TO BE DONE:
Quote the records that follow in full and exactly; leave out the pictures.
● ● ● ●
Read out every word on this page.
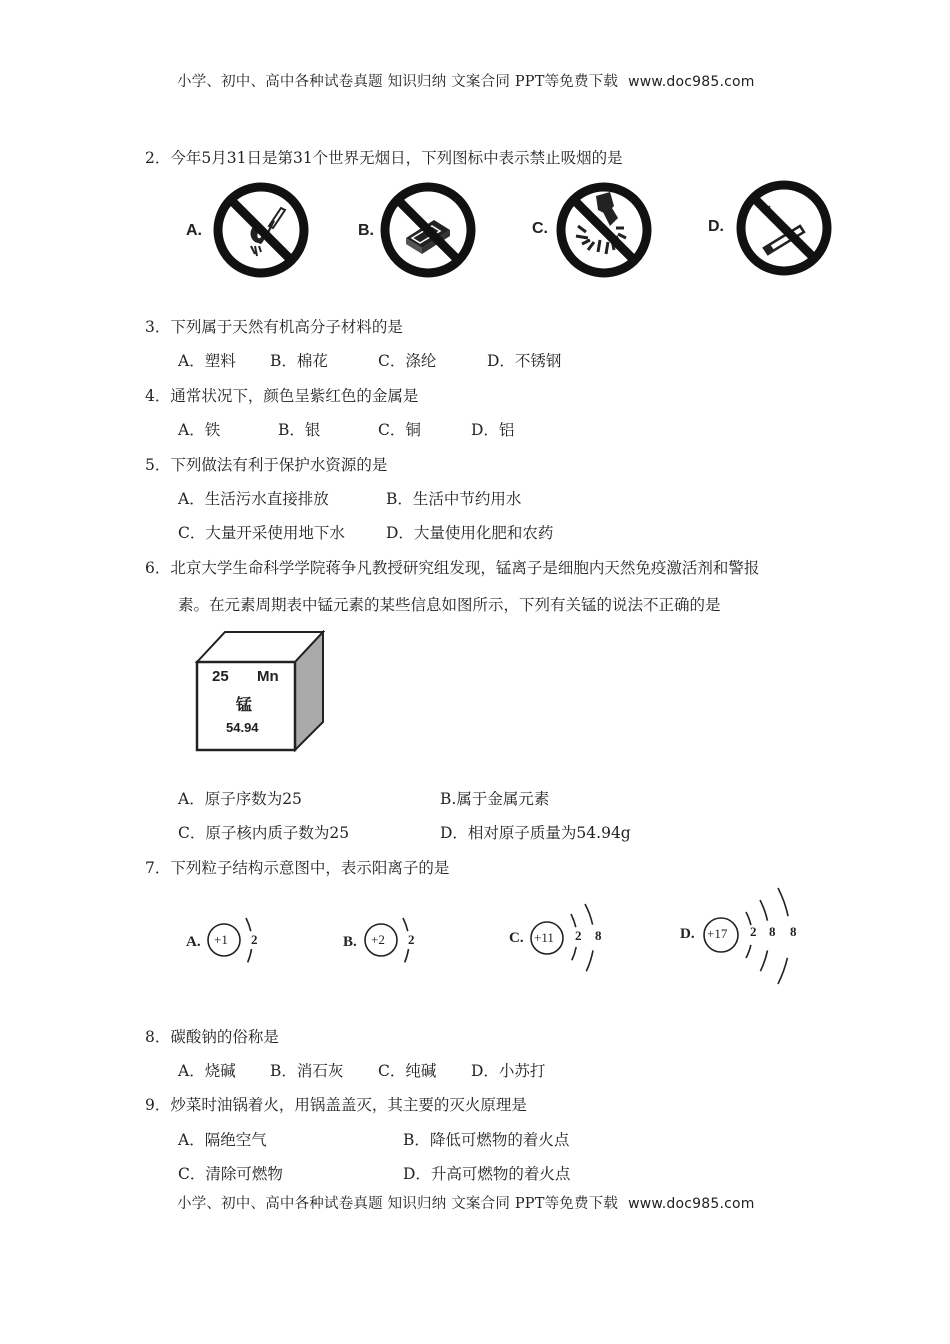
小学、初中、高中各种试卷真题 知识归纳 文案合同 PPT等免费下载 www.doc985.com
2．今年5月31日是第31个世界无烟日，下列图标中表示禁止吸烟的是
A.	B.	C.	D.
3．下列属于天然有机高分子材料的是
A．塑料 B．棉花	C．涤纶	D．不锈钢
4．通常状况下，颜色呈紫红色的金属是
A．铁	B．银	C．铜	D．铝
5．下列做法有利于保护水资源的是
A．生活污水直接排放	B．生活中节约用水
C．大量开采使用地下水	D．大量使用化肥和农药
6．北京大学生命科学学院蒋争凡教授研究组发现，锰离子是细胞内天然免疫激活剂和警报
素。在元素周期表中锰元素的某些信息如图所示，下列有关锰的说法不正确的是
25 Mn
锰
54.94
A．原子序数为25	B.属于金属元素
C．原子核内质子数为25	D．相对原子质量为54.94g
7．下列粒子结构示意图中，表示阳离子的是
A. +1 2	B. +2 2	C. +11 2 8	D. +17 2 8 8
8．碳酸钠的俗称是
A．烧碱 B．消石灰 C．纯碱 D．小苏打
9．炒菜时油锅着火，用锅盖盖灭，其主要的灭火原理是
A．隔绝空气	B．降低可燃物的着火点
C．清除可燃物	D．升高可燃物的着火点
小学、初中、高中各种试卷真题 知识归纳 文案合同 PPT等免费下载 www.doc985.com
● ● ● ●
PROBLEM SOLUTION:
Read out every word on this page.
小学、初中、高中各种试卷真题 知识归纳 文案合同 PPT等免费下载 www.doc985.com
2．今年5月31日是第31个世界无烟日，下列图标中表示禁止吸烟的是
A.	B.	C.	D.
3．下列属于天然有机高分子材料的是
A．塑料 B．棉花	C．涤纶	D．不锈钢
4．通常状况下，颜色呈紫红色的金属是
A．铁	B．银	C．铜	D．铝
5．下列做法有利于保护水资源的是
A．生活污水直接排放	B．生活中节约用水
C．大量开采使用地下水	D．大量使用化肥和农药
6．北京大学生命科学学院蒋争凡教授研究组发现，锰离子是细胞内天然免疫激活剂和警报
素。在元素周期表中锰元素的某些信息如图所示，下列有关锰的说法不正确的是
25 Mn
锰
54.94
A．原子序数为25	B.属于金属元素
C．原子核内质子数为25	D．相对原子质量为54.94g
7．下列粒子结构示意图中，表示阳离子的是
A. +1 2	B. +2 2	C. +11 2 8	D. +17 2 8 8
8．碳酸钠的俗称是
A．烧碱 B．消石灰 C．纯碱 D．小苏打
9．炒菜时油锅着火，用锅盖盖灭，其主要的灭火原理是
A．隔绝空气	B．降低可燃物的着火点
C．清除可燃物	D．升高可燃物的着火点
小学、初中、高中各种试卷真题 知识归纳 文案合同 PPT等免费下载 www.doc985.com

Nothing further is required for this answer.